» **What is expected**: Exclude the pictures, then copy all remaining records exactly.

» **Supplied material**:
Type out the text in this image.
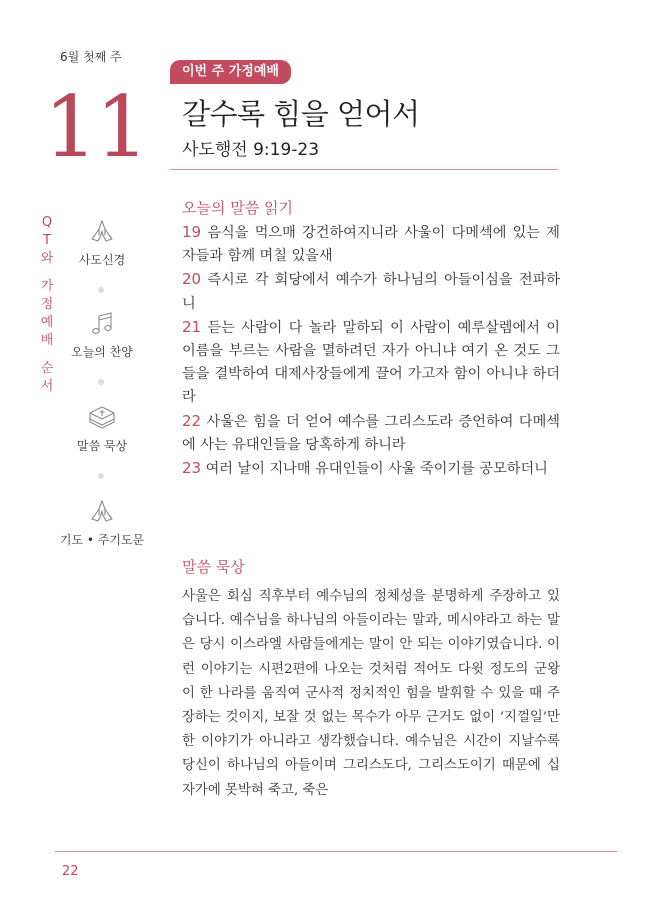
6월 첫째 주
11
이번 주 가정예배
갈수록 힘을 얻어서
사도행전 9:19-23
Q
T
와
가
정
예
배
순
서
사도신경
오늘의 찬양
말씀 묵상
기도 • 주기도문
오늘의 말씀 읽기

19 음식을 먹으매 강건하여지니라 사울이 다메섹에 있는 제자들과 함께 며칠 있을새

20 즉시로 각 회당에서 예수가 하나님의 아들이심을 전파하니

21 듣는 사람이 다 놀라 말하되 이 사람이 예루살렘에서 이 이름을 부르는 사람을 멸하려던 자가 아니냐 여기 온 것도 그들을 결박하여 대제사장들에게 끌어 가고자 함이 아니냐 하더라

22 사울은 힘을 더 얻어 예수를 그리스도라 증언하여 다메섹에 사는 유대인들을 당혹하게 하니라

23 여러 날이 지나매 유대인들이 사울 죽이기를 공모하더니

말씀 묵상
사울은 회심 직후부터 예수님의 정체성을 분명하게 주장하고 있습니다. 예수님을 하나님의 아들이라는 말과, 메시야라고 하는 말은 당시 이스라엘 사람들에게는 말이 안 되는 이야기였습니다. 이런 이야기는 시편2편에 나오는 것처럼 적어도 다윗 정도의 군왕이 한 나라를 움직여 군사적 정치적인 힘을 발휘할 수 있을 때 주장하는 것이지, 보잘 것 없는 목수가 아무 근거도 없이 ‘지껄일’만한 이야기가 아니라고 생각했습니다. 예수님은 시간이 지날수록 당신이 하나님의 아들이며 그리스도다, 그리스도이기 때문에 십자가에 못박혀 죽고, 죽은
22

» **Answer to this problem**:
Type out the text in this image.
6월 첫째 주
11
이번 주 가정예배
갈수록 힘을 얻어서
사도행전 9:19-23
Q
T
와
가
정
예
배
순
서
사도신경
오늘의 찬양
말씀 묵상
기도 • 주기도문
오늘의 말씀 읽기

19 음식을 먹으매 강건하여지니라 사울이 다메섹에 있는 제자들과 함께 며칠 있을새

20 즉시로 각 회당에서 예수가 하나님의 아들이심을 전파하니

21 듣는 사람이 다 놀라 말하되 이 사람이 예루살렘에서 이 이름을 부르는 사람을 멸하려던 자가 아니냐 여기 온 것도 그들을 결박하여 대제사장들에게 끌어 가고자 함이 아니냐 하더라

22 사울은 힘을 더 얻어 예수를 그리스도라 증언하여 다메섹에 사는 유대인들을 당혹하게 하니라

23 여러 날이 지나매 유대인들이 사울 죽이기를 공모하더니

말씀 묵상
사울은 회심 직후부터 예수님의 정체성을 분명하게 주장하고 있습니다. 예수님을 하나님의 아들이라는 말과, 메시야라고 하는 말은 당시 이스라엘 사람들에게는 말이 안 되는 이야기였습니다. 이런 이야기는 시편2편에 나오는 것처럼 적어도 다윗 정도의 군왕이 한 나라를 움직여 군사적 정치적인 힘을 발휘할 수 있을 때 주장하는 것이지, 보잘 것 없는 목수가 아무 근거도 없이 ‘지껄일’만한 이야기가 아니라고 생각했습니다. 예수님은 시간이 지날수록 당신이 하나님의 아들이며 그리스도다, 그리스도이기 때문에 십자가에 못박혀 죽고, 죽은
22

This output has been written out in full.